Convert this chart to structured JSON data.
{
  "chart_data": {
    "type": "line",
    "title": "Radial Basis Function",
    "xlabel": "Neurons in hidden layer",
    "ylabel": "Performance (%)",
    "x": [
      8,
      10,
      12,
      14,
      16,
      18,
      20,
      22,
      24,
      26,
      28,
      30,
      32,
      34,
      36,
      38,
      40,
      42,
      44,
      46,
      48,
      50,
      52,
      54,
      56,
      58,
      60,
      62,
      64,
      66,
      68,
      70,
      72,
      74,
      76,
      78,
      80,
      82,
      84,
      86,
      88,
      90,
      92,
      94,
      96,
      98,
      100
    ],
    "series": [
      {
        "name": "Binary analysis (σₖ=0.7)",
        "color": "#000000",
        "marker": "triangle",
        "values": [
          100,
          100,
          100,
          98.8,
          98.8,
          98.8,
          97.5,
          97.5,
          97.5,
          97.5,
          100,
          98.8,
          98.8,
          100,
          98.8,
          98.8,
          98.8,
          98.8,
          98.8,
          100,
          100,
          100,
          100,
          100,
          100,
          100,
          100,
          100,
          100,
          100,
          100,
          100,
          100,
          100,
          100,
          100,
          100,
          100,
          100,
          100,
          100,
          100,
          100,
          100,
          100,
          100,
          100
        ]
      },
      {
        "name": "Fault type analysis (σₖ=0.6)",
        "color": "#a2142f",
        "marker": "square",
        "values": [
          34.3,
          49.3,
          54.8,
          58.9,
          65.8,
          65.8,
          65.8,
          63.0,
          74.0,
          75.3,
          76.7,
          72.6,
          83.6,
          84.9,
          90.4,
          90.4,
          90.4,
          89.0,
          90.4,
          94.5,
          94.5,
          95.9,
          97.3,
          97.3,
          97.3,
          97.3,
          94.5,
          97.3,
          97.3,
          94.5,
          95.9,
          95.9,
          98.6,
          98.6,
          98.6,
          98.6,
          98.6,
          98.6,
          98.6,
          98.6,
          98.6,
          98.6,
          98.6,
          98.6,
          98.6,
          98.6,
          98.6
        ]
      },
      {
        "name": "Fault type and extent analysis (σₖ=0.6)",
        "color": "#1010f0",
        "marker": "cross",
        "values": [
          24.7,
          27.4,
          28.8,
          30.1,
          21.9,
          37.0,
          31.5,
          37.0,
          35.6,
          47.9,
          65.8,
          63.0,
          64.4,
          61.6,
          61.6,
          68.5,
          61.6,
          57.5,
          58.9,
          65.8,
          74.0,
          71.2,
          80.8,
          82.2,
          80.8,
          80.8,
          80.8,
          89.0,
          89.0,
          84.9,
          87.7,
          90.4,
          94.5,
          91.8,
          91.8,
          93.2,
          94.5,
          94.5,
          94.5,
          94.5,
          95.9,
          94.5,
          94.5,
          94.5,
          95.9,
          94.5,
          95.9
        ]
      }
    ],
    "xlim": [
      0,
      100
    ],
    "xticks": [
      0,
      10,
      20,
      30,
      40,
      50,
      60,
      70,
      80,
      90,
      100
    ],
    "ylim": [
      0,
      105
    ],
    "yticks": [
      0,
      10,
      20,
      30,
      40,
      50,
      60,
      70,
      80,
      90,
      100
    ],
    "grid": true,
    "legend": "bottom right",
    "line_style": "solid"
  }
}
* * * * * * *
> **Given exercise**: Identify every line above that includes the word "color", and show those lines.

> **Written reply**:
        "color": "#000000",
        "color": "#a2142f",
        "color": "#1010f0",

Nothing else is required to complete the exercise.